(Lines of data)
"""

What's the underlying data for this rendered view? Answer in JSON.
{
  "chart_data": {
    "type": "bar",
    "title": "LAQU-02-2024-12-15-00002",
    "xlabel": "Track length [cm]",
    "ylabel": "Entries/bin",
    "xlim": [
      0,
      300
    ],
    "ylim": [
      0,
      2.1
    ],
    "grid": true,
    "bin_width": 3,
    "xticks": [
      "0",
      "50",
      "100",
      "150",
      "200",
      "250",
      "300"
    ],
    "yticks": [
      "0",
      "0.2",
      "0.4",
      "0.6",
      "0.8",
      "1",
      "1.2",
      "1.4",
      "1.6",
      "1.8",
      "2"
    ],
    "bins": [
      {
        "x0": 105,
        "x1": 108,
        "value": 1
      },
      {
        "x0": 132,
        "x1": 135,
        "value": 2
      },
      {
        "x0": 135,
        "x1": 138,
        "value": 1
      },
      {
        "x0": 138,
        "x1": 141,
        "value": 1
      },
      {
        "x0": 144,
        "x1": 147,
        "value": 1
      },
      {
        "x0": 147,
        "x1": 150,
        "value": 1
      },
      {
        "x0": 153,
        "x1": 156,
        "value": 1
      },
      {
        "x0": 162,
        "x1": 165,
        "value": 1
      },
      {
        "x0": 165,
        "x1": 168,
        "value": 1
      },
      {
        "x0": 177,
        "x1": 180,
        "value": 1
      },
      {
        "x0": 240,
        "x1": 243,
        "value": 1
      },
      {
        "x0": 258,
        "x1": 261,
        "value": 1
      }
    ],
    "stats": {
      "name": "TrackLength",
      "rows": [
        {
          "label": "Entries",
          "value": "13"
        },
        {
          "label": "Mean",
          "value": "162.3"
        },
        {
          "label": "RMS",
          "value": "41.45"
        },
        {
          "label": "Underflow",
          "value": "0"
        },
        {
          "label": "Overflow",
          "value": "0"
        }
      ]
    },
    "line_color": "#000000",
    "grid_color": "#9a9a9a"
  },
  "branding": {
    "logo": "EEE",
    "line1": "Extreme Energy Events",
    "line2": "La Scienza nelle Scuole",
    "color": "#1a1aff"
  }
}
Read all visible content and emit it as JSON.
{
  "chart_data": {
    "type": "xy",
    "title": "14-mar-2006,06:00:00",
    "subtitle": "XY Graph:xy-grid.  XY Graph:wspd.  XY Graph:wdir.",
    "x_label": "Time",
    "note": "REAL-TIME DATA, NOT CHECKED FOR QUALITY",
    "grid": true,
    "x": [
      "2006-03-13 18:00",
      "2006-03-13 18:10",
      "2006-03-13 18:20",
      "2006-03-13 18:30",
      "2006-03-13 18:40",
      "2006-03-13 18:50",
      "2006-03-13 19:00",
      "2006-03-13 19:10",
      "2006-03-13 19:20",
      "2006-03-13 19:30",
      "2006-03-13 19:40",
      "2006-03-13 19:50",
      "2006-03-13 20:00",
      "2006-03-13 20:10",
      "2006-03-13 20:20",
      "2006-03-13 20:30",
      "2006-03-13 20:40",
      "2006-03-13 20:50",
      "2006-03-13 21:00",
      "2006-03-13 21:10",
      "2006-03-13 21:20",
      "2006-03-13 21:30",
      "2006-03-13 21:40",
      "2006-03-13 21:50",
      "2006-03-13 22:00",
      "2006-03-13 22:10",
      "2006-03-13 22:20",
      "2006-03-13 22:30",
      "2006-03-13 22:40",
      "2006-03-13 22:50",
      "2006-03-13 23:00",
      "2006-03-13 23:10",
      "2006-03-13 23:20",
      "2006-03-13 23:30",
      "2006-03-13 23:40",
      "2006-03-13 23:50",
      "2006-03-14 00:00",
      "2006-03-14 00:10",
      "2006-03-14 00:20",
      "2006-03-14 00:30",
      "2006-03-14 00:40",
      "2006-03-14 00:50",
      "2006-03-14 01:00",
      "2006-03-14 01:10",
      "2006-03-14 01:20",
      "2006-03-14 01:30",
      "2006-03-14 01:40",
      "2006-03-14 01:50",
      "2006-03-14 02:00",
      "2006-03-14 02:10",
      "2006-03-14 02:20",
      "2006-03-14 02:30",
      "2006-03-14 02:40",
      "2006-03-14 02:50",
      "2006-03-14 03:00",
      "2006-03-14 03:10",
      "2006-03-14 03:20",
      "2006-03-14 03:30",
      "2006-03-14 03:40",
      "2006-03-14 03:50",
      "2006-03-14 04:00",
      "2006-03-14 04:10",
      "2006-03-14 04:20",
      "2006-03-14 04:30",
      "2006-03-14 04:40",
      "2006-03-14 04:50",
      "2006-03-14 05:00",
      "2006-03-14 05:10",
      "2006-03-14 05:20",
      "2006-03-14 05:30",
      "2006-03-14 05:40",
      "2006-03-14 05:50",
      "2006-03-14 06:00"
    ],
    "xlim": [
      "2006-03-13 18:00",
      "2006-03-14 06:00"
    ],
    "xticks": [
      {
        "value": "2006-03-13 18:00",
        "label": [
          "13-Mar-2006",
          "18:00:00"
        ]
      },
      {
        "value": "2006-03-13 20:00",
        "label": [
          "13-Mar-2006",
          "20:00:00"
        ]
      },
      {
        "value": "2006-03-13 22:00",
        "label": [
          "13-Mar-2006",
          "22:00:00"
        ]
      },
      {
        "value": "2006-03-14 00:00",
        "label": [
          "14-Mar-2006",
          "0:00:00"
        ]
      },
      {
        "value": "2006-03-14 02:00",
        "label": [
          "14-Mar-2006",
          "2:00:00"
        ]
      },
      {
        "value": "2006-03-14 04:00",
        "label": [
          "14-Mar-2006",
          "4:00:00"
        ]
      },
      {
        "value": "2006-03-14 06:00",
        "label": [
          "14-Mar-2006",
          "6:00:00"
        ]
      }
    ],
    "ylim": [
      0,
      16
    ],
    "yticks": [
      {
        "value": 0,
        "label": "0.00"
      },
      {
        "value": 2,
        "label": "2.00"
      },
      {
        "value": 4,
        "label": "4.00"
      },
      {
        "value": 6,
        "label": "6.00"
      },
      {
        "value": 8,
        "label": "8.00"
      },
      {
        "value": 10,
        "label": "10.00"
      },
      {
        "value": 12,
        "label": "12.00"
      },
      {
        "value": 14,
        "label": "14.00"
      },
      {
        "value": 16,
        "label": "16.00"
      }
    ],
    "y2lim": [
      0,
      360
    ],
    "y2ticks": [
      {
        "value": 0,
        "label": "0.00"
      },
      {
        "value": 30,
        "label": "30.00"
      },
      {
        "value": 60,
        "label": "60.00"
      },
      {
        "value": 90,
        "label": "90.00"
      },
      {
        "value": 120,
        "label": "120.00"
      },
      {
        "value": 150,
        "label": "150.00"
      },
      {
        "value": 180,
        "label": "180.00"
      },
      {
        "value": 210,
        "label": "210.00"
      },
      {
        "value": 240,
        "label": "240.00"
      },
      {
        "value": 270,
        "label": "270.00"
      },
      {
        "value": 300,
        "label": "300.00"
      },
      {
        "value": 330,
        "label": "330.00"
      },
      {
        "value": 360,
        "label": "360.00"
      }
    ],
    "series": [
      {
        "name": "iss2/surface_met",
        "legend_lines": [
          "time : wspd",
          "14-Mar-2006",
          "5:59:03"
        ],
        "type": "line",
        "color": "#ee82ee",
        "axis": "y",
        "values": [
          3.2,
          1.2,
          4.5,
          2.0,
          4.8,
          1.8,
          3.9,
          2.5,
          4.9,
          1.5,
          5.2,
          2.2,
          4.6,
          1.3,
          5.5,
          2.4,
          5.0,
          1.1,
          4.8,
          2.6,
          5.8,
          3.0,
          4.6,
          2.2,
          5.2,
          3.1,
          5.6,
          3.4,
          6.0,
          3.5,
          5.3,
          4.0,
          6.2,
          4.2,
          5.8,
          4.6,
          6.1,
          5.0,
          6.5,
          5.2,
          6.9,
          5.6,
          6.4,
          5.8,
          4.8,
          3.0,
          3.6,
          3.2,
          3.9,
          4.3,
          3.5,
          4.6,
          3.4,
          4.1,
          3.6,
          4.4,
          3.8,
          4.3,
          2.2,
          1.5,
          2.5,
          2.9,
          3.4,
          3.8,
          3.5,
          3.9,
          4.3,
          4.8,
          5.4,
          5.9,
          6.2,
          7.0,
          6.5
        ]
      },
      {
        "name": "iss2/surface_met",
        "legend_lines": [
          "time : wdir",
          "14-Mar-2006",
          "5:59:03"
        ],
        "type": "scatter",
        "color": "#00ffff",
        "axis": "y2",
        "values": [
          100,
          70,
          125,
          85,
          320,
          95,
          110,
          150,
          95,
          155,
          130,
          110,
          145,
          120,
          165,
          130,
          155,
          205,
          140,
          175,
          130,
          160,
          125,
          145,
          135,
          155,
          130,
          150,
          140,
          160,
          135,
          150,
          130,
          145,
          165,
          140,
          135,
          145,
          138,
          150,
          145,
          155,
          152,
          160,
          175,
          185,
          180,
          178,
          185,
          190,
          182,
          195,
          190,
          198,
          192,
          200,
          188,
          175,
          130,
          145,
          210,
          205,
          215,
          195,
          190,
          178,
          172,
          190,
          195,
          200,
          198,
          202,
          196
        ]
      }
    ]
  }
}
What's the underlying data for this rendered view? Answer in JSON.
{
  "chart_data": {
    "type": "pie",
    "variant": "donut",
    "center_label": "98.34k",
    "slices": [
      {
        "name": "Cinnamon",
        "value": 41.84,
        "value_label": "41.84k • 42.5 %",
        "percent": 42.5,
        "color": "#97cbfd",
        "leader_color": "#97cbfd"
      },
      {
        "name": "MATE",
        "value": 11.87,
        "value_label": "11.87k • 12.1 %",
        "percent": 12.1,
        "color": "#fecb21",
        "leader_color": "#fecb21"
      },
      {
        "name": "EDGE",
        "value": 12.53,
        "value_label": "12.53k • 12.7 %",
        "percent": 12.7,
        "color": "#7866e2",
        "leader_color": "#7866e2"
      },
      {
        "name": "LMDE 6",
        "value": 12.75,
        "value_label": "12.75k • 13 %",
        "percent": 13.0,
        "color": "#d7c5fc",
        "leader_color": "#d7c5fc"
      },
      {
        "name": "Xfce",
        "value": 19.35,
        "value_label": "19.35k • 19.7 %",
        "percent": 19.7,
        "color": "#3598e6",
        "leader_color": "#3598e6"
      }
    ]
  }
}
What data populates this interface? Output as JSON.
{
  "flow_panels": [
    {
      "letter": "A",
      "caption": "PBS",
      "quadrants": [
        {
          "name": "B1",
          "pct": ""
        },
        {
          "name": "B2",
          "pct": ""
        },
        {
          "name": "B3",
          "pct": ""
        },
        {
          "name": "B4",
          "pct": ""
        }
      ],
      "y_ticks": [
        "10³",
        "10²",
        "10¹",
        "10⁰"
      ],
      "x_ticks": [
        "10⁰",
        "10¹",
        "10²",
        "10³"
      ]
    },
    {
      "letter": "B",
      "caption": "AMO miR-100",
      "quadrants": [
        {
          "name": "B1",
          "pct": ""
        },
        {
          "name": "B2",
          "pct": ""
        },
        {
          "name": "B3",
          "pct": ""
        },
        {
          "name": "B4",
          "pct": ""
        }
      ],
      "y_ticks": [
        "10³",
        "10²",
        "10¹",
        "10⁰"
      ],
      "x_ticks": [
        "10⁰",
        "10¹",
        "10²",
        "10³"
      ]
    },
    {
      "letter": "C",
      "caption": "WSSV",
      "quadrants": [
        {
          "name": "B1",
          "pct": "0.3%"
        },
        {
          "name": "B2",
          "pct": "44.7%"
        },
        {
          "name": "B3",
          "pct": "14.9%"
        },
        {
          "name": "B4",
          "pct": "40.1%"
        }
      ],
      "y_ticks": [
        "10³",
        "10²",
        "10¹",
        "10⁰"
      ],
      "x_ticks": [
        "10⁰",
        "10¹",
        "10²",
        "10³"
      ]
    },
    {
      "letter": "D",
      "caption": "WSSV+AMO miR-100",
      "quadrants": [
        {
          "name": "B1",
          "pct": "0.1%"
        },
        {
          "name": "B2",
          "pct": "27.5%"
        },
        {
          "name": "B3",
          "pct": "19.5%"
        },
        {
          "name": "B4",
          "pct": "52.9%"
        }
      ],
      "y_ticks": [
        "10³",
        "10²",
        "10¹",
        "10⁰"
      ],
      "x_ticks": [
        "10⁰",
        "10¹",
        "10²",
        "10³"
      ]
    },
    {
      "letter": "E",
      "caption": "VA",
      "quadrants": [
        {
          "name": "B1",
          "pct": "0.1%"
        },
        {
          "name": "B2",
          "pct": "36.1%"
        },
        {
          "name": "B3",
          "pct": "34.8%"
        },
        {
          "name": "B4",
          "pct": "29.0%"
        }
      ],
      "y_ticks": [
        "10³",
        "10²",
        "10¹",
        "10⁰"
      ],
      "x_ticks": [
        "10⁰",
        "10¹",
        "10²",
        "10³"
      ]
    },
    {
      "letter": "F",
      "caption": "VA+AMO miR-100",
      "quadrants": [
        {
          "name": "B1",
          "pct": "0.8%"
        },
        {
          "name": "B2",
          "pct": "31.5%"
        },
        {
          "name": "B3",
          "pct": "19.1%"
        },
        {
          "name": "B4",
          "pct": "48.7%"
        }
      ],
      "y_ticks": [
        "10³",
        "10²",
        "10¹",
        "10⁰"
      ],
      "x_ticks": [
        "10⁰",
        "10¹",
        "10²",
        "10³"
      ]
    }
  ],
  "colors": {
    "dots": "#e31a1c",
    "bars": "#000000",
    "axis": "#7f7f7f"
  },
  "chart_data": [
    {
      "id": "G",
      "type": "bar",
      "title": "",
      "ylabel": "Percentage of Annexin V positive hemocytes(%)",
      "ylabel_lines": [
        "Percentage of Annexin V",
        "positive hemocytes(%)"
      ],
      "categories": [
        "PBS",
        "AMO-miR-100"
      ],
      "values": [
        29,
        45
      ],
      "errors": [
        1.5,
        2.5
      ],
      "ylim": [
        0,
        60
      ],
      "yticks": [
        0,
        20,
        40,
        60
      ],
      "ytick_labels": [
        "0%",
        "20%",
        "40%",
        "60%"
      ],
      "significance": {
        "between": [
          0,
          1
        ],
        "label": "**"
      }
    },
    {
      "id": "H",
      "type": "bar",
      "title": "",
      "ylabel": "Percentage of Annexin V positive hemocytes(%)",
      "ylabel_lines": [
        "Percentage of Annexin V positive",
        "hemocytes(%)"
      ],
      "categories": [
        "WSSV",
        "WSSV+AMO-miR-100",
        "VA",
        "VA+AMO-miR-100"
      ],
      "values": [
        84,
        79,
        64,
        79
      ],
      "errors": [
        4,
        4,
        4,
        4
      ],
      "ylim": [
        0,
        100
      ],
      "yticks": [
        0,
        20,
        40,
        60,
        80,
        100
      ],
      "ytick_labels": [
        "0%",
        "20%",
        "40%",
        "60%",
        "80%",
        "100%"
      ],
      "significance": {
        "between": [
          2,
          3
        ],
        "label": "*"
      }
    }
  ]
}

"""

YOUR TASK: Check every line for "Percentage" and show the ones that have it.

EXERCISE RESULT:
      "ylabel": "Percentage of Annexin V positive hemocytes(%)",
        "Percentage of Annexin V",
      "ylabel": "Percentage of Annexin V positive hemocytes(%)",
        "Percentage of Annexin V positive",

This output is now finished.